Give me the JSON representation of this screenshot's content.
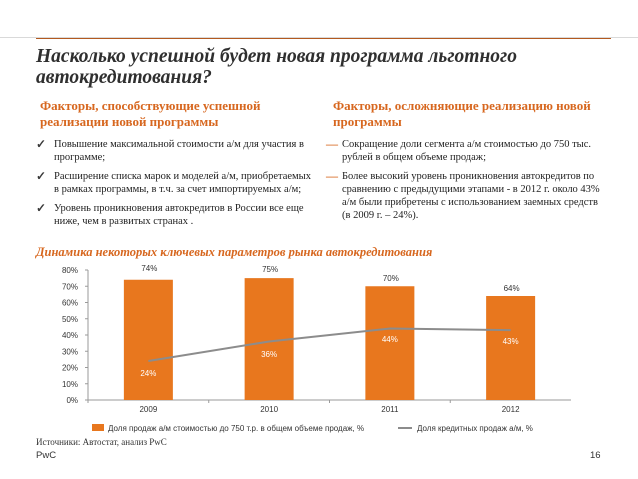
{
  "title": "Насколько успешной будет новая программа льготного автокредитования?",
  "left": {
    "heading": "Факторы, способствующие успешной реализации новой программы",
    "items": [
      "Повышение максимальной стоимости а/м для участия в программе;",
      "Расширение списка марок и моделей а/м, приобретаемых в рамках программы, в т.ч. за счет импортируемых а/м;",
      "Уровень проникновения автокредитов в России все еще ниже, чем в развитых странах ."
    ]
  },
  "right": {
    "heading": "Факторы, осложняющие реализацию новой программы",
    "items": [
      "Сокращение доли сегмента а/м стоимостью до 750 тыс. рублей в общем объеме продаж;",
      "Более высокий уровень проникновения автокредитов по сравнению с предыдущими этапами - в 2012 г. около 43% а/м были прибретены с использованием заемных средств (в 2009 г. – 24%)."
    ]
  },
  "chart_title": "Динамика некоторых ключевых параметров рынка автокредитования",
  "chart_data": {
    "type": "bar",
    "categories": [
      "2009",
      "2010",
      "2011",
      "2012"
    ],
    "series": [
      {
        "name": "Доля продаж а/м стоимостью до 750 т.р. в общем объеме продаж, %",
        "type": "bar",
        "values": [
          74,
          75,
          70,
          64
        ],
        "labels": [
          "74%",
          "75%",
          "70%",
          "64%"
        ],
        "color": "#e8771e"
      },
      {
        "name": "Доля кредитных продаж а/м, %",
        "type": "line",
        "values": [
          24,
          36,
          44,
          43
        ],
        "labels": [
          "24%",
          "36%",
          "44%",
          "43%"
        ],
        "color": "#8c8c8c"
      }
    ],
    "ylim": [
      0,
      80
    ],
    "yticks": [
      "0%",
      "10%",
      "20%",
      "30%",
      "40%",
      "50%",
      "60%",
      "70%",
      "80%"
    ],
    "grid": false,
    "legend_position": "bottom"
  },
  "source": "Источники: Автостат, анализ PwC",
  "brand": "PwC",
  "page_number": "16",
  "colors": {
    "accent": "#d7671f",
    "bar": "#e8771e",
    "line": "#8c8c8c"
  }
}
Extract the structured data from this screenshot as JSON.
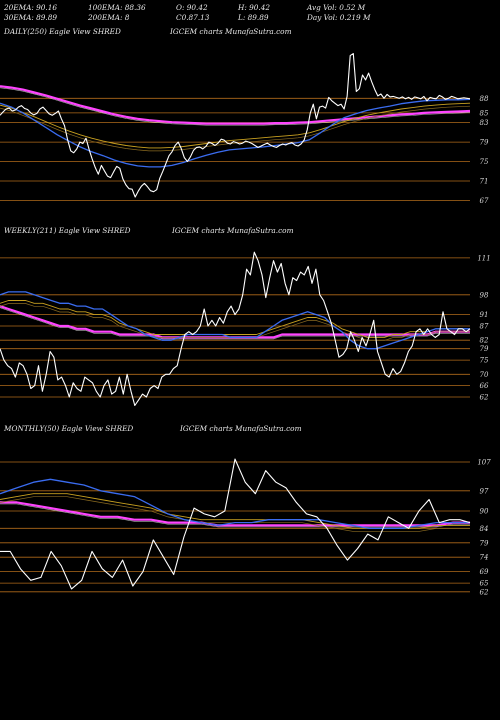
{
  "header": {
    "row1": [
      "20EMA: 90.16",
      "100EMA: 88.36",
      "O: 90.42",
      "H: 90.42",
      "Avg Vol: 0.52  M"
    ],
    "row2": [
      "30EMA: 89.89",
      "200EMA: 8",
      "C0.87.13",
      "L: 89.89",
      "Day Vol: 0.219 M"
    ]
  },
  "panels": [
    {
      "left": "DAILY(250) Eagle   View  SHRED",
      "right": "IGCEM charts MunafaSutra.com"
    },
    {
      "left": "WEEKLY(211) Eagle   View  SHRED",
      "right": "IGCEM charts MunafaSutra.com"
    },
    {
      "left": "MONTHLY(50) Eagle   View  SHRED",
      "right": "IGCEM charts MunafaSutra.com"
    }
  ],
  "colors": {
    "background": "#000000",
    "price": "#ffffff",
    "ema_fast": "#3a6cf0",
    "ema_slow": "#ff44ff",
    "ema_gold": "#c8a020",
    "level_line": "#b06a1a"
  },
  "chart_data": [
    {
      "type": "line",
      "title": "DAILY(250)",
      "ylim": [
        64,
        100
      ],
      "levels": [
        88,
        85,
        83,
        79,
        75,
        71,
        67
      ],
      "series": [
        {
          "role": "price",
          "values": [
            84.5,
            85.2,
            85.8,
            86.0,
            85.4,
            85.6,
            86.2,
            86.5,
            85.9,
            85.7,
            85.0,
            84.6,
            84.9,
            85.8,
            86.2,
            85.5,
            84.8,
            84.5,
            84.9,
            85.4,
            83.8,
            82.4,
            79.5,
            77.2,
            76.8,
            77.6,
            79.0,
            78.7,
            79.8,
            77.5,
            75.5,
            73.8,
            72.4,
            74.2,
            73.1,
            72.0,
            71.7,
            72.9,
            74.0,
            73.6,
            71.4,
            70.2,
            69.4,
            69.3,
            67.7,
            68.9,
            69.9,
            70.5,
            69.8,
            69.0,
            68.8,
            69.2,
            71.5,
            73.0,
            74.6,
            76.2,
            77.0,
            78.3,
            79.0,
            77.7,
            75.8,
            75.0,
            76.0,
            77.3,
            77.9,
            78.0,
            77.6,
            78.1,
            79.0,
            78.7,
            78.3,
            78.8,
            79.6,
            79.4,
            78.8,
            78.6,
            79.1,
            78.9,
            78.6,
            78.8,
            79.2,
            79.0,
            78.7,
            78.3,
            77.9,
            78.2,
            78.5,
            78.8,
            78.4,
            78.1,
            77.9,
            78.3,
            78.6,
            78.4,
            78.7,
            78.9,
            78.4,
            78.2,
            78.6,
            79.4,
            81.5,
            85.0,
            86.8,
            83.8,
            86.2,
            86.4,
            86.0,
            88.2,
            87.5,
            87.0,
            86.5,
            86.8,
            85.8,
            88.4,
            96.8,
            97.2,
            89.4,
            90.0,
            92.8,
            91.8,
            93.2,
            91.4,
            89.8,
            88.5,
            88.9,
            88.0,
            88.8,
            88.3,
            88.4,
            88.2,
            88.0,
            88.3,
            87.9,
            88.2,
            87.8,
            88.3,
            88.1,
            87.9,
            88.4,
            87.5,
            88.2,
            88.0,
            87.9,
            88.6,
            88.3,
            87.8,
            88.0,
            88.4,
            88.2,
            87.9,
            88.0,
            88.1,
            88.0,
            87.9
          ]
        },
        {
          "role": "ema_fast",
          "values": [
            87.0,
            86.2,
            85.0,
            83.5,
            82.0,
            80.5,
            79.2,
            78.0,
            77.0,
            76.2,
            75.3,
            74.6,
            74.1,
            73.9,
            73.9,
            74.2,
            74.8,
            75.6,
            76.3,
            76.9,
            77.4,
            77.6,
            77.8,
            78.0,
            78.3,
            78.6,
            78.9,
            79.5,
            81.0,
            82.6,
            84.0,
            84.8,
            85.5,
            86.0,
            86.4,
            86.9,
            87.2,
            87.5,
            87.6,
            87.7,
            87.7,
            87.8
          ]
        },
        {
          "role": "ema_gold",
          "values": [
            86.6,
            86.0,
            85.1,
            84.2,
            83.2,
            82.2,
            81.3,
            80.5,
            79.8,
            79.2,
            78.7,
            78.3,
            78.0,
            77.8,
            77.8,
            77.9,
            78.1,
            78.4,
            78.7,
            79.0,
            79.3,
            79.5,
            79.7,
            79.9,
            80.1,
            80.3,
            80.5,
            80.9,
            81.6,
            82.4,
            83.2,
            83.9,
            84.5,
            85.0,
            85.4,
            85.8,
            86.1,
            86.4,
            86.6,
            86.8,
            86.9,
            87.0
          ]
        },
        {
          "role": "ema_slow",
          "values": [
            90.5,
            90.2,
            89.8,
            89.2,
            88.6,
            87.9,
            87.2,
            86.5,
            85.9,
            85.3,
            84.7,
            84.2,
            83.8,
            83.5,
            83.3,
            83.1,
            83.0,
            82.9,
            82.8,
            82.8,
            82.8,
            82.8,
            82.8,
            82.8,
            82.9,
            82.9,
            83.0,
            83.1,
            83.3,
            83.5,
            83.7,
            83.9,
            84.1,
            84.3,
            84.5,
            84.7,
            84.8,
            85.0,
            85.1,
            85.2,
            85.3,
            85.4
          ]
        }
      ]
    },
    {
      "type": "line",
      "title": "WEEKLY(211)",
      "ylim": [
        56,
        118
      ],
      "levels": [
        111,
        98,
        91,
        87,
        82,
        79,
        75,
        70,
        66,
        62
      ],
      "series": [
        {
          "role": "price",
          "values": [
            79,
            75,
            73,
            72,
            69,
            74,
            73,
            70,
            65,
            66,
            73,
            64,
            70,
            78,
            76,
            68,
            69,
            66,
            62,
            67,
            65,
            64,
            69,
            68,
            67,
            64,
            62,
            66,
            68,
            63,
            64,
            69,
            63,
            70,
            64,
            59,
            61,
            63,
            62,
            65,
            66,
            65,
            69,
            70,
            70,
            72,
            73,
            79,
            84,
            85,
            84,
            85,
            87,
            93,
            87,
            89,
            87,
            90,
            88,
            92,
            94,
            91,
            93,
            98,
            107,
            105,
            113,
            110,
            105,
            97,
            104,
            110,
            106,
            109,
            102,
            98,
            104,
            103,
            106,
            105,
            108,
            102,
            107,
            98,
            96,
            92,
            88,
            82,
            76,
            77,
            79,
            85,
            82,
            78,
            83,
            80,
            84,
            89,
            78,
            74,
            70,
            69,
            72,
            70,
            71,
            74,
            78,
            80,
            85,
            86,
            84,
            86,
            84,
            83,
            84,
            92,
            86,
            85,
            84,
            86,
            86,
            85,
            86
          ]
        },
        {
          "role": "ema_fast",
          "values": [
            98,
            99,
            99,
            99,
            98,
            97,
            96,
            95,
            95,
            94,
            94,
            93,
            93,
            91,
            89,
            87,
            86,
            84,
            83,
            82,
            82,
            83,
            84,
            84,
            84,
            84,
            84,
            83,
            83,
            83,
            83,
            85,
            87,
            89,
            90,
            91,
            92,
            91,
            90,
            87,
            85,
            82,
            80,
            79,
            79,
            80,
            81,
            82,
            83,
            84,
            85,
            86,
            86,
            86,
            86,
            86
          ]
        },
        {
          "role": "ema_gold",
          "values": [
            95,
            96,
            96,
            96,
            95,
            95,
            94,
            93,
            93,
            92,
            92,
            91,
            91,
            90,
            88,
            87,
            86,
            85,
            84,
            84,
            84,
            84,
            84,
            84,
            84,
            84,
            84,
            84,
            84,
            84,
            84,
            85,
            86,
            87,
            88,
            89,
            90,
            90,
            89,
            88,
            86,
            85,
            84,
            83,
            83,
            83,
            84,
            84,
            85,
            85,
            85,
            86,
            86,
            86,
            86,
            86
          ]
        },
        {
          "role": "ema_slow",
          "values": [
            94,
            93,
            92,
            91,
            90,
            89,
            88,
            87,
            87,
            86,
            86,
            85,
            85,
            85,
            84,
            84,
            84,
            84,
            84,
            83,
            83,
            83,
            83,
            83,
            83,
            83,
            83,
            83,
            83,
            83,
            83,
            83,
            83,
            84,
            84,
            84,
            84,
            84,
            84,
            84,
            84,
            84,
            84,
            84,
            84,
            84,
            84,
            84,
            84,
            84,
            84,
            85,
            85,
            85,
            85,
            85
          ]
        }
      ]
    },
    {
      "type": "line",
      "title": "MONTHLY(50)",
      "ylim": [
        55,
        116
      ],
      "levels": [
        107,
        97,
        90,
        84,
        79,
        74,
        69,
        65,
        62
      ],
      "series": [
        {
          "role": "price",
          "values": [
            76,
            76,
            70,
            66,
            67,
            76,
            71,
            63,
            66,
            76,
            70,
            67,
            73,
            64,
            69,
            80,
            74,
            68,
            81,
            91,
            89,
            88,
            90,
            108,
            100,
            96,
            104,
            100,
            98,
            93,
            89,
            88,
            84,
            78,
            73,
            77,
            82,
            80,
            88,
            86,
            84,
            90,
            94,
            86,
            87,
            87,
            86
          ]
        },
        {
          "role": "ema_fast",
          "values": [
            96,
            98,
            100,
            101,
            100,
            99,
            97,
            96,
            95,
            92,
            89,
            87,
            86,
            85,
            86,
            86,
            87,
            87,
            87,
            87,
            86,
            85,
            84,
            84,
            84,
            85,
            86,
            86,
            86
          ]
        },
        {
          "role": "ema_gold",
          "values": [
            94,
            95,
            96,
            96,
            96,
            95,
            94,
            93,
            92,
            91,
            89,
            88,
            87,
            87,
            87,
            87,
            87,
            87,
            87,
            86,
            85,
            84,
            84,
            84,
            84,
            84,
            85,
            85,
            85
          ]
        },
        {
          "role": "ema_slow",
          "values": [
            93,
            93,
            92,
            91,
            90,
            89,
            88,
            88,
            87,
            87,
            86,
            86,
            86,
            85,
            85,
            85,
            85,
            85,
            85,
            85,
            85,
            85,
            85,
            85,
            85,
            85,
            85,
            86,
            86
          ]
        }
      ]
    }
  ]
}
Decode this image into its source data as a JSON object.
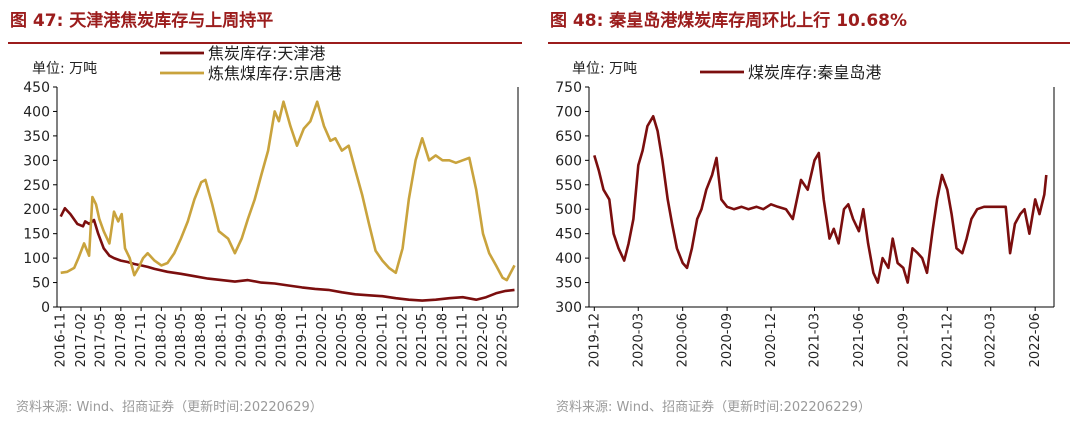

+--

→ **Written instruction**:
Filter the records, keeping only lines that contain "View", and show those lines.

→ **Answer to this exercise**:
      "left": "DAILY(250) Eagle   View  SHRED",
      "left": "WEEKLY(211) Eagle   View  SHRED",
      "left": "MONTHLY(50) Eagle   View  SHRED",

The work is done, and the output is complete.